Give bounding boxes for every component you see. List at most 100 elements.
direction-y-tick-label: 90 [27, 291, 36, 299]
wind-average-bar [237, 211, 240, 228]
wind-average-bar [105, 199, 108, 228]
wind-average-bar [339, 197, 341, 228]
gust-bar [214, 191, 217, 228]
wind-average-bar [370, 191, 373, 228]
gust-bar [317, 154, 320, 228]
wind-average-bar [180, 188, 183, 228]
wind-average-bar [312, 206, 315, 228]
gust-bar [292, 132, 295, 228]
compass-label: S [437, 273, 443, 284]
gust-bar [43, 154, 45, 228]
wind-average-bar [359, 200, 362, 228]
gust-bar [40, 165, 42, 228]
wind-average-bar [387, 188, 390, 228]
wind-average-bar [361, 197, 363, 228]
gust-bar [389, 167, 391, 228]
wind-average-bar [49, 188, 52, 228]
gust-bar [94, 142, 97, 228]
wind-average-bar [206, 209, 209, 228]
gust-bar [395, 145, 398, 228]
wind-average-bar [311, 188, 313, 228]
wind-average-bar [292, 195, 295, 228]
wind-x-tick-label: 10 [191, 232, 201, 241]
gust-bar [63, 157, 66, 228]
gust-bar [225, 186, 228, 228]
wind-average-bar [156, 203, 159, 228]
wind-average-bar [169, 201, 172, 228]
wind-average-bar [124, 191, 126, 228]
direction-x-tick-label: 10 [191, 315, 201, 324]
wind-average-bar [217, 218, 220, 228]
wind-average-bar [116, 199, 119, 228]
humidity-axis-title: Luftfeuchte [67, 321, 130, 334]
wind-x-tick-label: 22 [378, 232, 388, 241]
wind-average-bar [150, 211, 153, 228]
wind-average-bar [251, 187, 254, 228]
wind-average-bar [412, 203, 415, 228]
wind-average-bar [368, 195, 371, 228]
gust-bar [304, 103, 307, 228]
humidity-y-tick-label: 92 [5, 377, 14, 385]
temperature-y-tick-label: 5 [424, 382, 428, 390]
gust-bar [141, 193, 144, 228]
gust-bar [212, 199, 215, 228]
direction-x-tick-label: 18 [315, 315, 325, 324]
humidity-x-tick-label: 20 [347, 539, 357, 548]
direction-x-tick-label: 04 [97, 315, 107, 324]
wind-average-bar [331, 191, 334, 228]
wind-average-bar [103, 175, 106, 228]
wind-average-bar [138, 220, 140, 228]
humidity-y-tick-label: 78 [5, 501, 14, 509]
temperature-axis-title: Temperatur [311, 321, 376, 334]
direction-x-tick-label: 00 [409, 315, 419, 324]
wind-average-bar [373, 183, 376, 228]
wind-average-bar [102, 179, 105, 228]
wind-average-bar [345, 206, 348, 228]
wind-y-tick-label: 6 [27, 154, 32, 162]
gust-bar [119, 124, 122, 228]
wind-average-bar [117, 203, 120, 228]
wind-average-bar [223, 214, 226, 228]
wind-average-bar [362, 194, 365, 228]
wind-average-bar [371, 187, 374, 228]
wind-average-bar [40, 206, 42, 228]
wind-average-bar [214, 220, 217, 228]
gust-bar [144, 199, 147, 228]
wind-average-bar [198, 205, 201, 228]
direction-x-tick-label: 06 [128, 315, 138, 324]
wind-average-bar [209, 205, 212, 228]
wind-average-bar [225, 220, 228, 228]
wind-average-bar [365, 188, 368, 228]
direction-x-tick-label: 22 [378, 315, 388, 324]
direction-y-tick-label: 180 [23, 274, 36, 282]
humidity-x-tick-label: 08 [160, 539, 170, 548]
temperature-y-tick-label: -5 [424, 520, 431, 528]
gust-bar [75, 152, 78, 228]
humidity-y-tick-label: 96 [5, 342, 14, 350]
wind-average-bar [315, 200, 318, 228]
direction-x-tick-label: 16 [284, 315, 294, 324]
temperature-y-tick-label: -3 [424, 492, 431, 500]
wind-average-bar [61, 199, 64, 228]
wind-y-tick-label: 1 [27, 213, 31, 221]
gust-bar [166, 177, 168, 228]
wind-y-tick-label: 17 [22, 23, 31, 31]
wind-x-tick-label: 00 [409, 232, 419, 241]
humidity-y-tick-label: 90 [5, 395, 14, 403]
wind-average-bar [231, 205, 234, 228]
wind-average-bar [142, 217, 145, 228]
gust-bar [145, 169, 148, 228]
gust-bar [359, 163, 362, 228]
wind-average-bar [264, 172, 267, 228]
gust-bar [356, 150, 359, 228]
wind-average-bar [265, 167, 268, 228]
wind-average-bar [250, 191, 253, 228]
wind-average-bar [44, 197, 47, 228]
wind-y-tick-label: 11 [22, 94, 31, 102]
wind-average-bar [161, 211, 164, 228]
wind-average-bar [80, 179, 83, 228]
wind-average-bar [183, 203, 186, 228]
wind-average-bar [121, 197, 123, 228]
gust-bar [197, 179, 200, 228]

_YOUR GOAL_
Could you pull out, unchanged, the lines above from the first one through the line holding "gust-bar [389, 167, 391, 228]", with that line included?

_EXERCISE RESULT_
Give bounding boxes for every component you see. List at most 100 elements.
direction-y-tick-label: 90 [27, 291, 36, 299]
wind-average-bar [237, 211, 240, 228]
wind-average-bar [105, 199, 108, 228]
wind-average-bar [339, 197, 341, 228]
gust-bar [214, 191, 217, 228]
wind-average-bar [370, 191, 373, 228]
gust-bar [317, 154, 320, 228]
wind-average-bar [180, 188, 183, 228]
wind-average-bar [312, 206, 315, 228]
gust-bar [292, 132, 295, 228]
compass-label: S [437, 273, 443, 284]
gust-bar [43, 154, 45, 228]
wind-average-bar [359, 200, 362, 228]
gust-bar [40, 165, 42, 228]
wind-average-bar [387, 188, 390, 228]
wind-average-bar [361, 197, 363, 228]
gust-bar [389, 167, 391, 228]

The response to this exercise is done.